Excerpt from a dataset
────────────────────

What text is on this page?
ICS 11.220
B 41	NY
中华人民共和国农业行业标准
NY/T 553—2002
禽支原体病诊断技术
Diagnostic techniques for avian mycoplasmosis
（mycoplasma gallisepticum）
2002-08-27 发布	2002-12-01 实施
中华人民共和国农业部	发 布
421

────────────────────

Task requirements: All of the entries must be written out exactly as they stand.

Answer to this exercise:
What text is on this page?
ICS 11.220
B 41	NY
中华人民共和国农业行业标准
NY/T 553—2002
禽支原体病诊断技术
Diagnostic techniques for avian mycoplasmosis
（mycoplasma gallisepticum）
2002-08-27 发布	2002-12-01 实施
中华人民共和国农业部	发 布
421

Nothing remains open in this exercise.